Text excerpt

Well, pathfinding was exactly one of those totally pointless and abstract things when it came around. People don't' need to go through all that complicated maths formulae stuff and memorising the position of all nodes and what not. We just simply walk from A to B as it comes natural to us!
But then computers were introduced...software and now all that labourious work done in the past has come to bearing fruit and being really damn nifty and useful. Pathfinding is one of the really damn hard tasks for an artificial intelligence, a path must be fresh to represent reliable and correct information, so speed of an algorithmn is highly important. Second the quality of the path can affect travel time significantly. As well as a path that doesn't lead to dangerous terrain and suicide for our little dwarves.
Regarding quantum tech in electronics, imagine your standard Bit. 0 and 1. Now imagine your Quantum Bit, imagine being able to store 400,000 bit states in one as a rough example. Imagine lots of those quantum bits, now thats...a ridicolous amount of data.

Dataset excerpt
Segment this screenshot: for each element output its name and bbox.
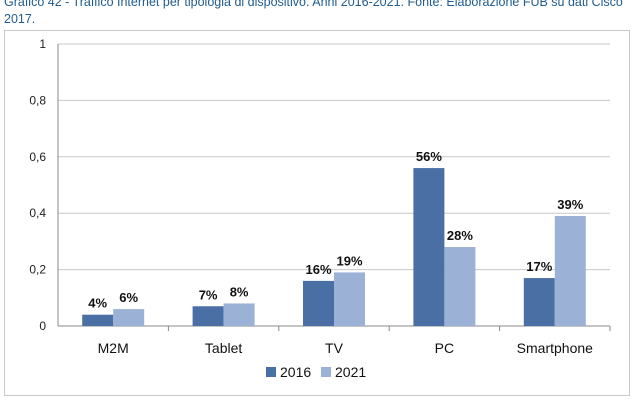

Description of the task
Please reproduce the part of the pathfinding post starting at "But then computers" and ending at "our little dwarves.". The listing was drawn from a separate source.

Full answer
But then computers were introduced...software and now all that labourious work done in the past has come to bearing fruit and being really damn nifty and useful. Pathfinding is one of the really damn hard tasks for an artificial intelligence, a path must be fresh to represent reliable and correct information, so speed of an algorithmn is highly important. Second the quality of the path can affect travel time significantly. As well as a path that doesn't lead to dangerous terrain and suicide for our little dwarves.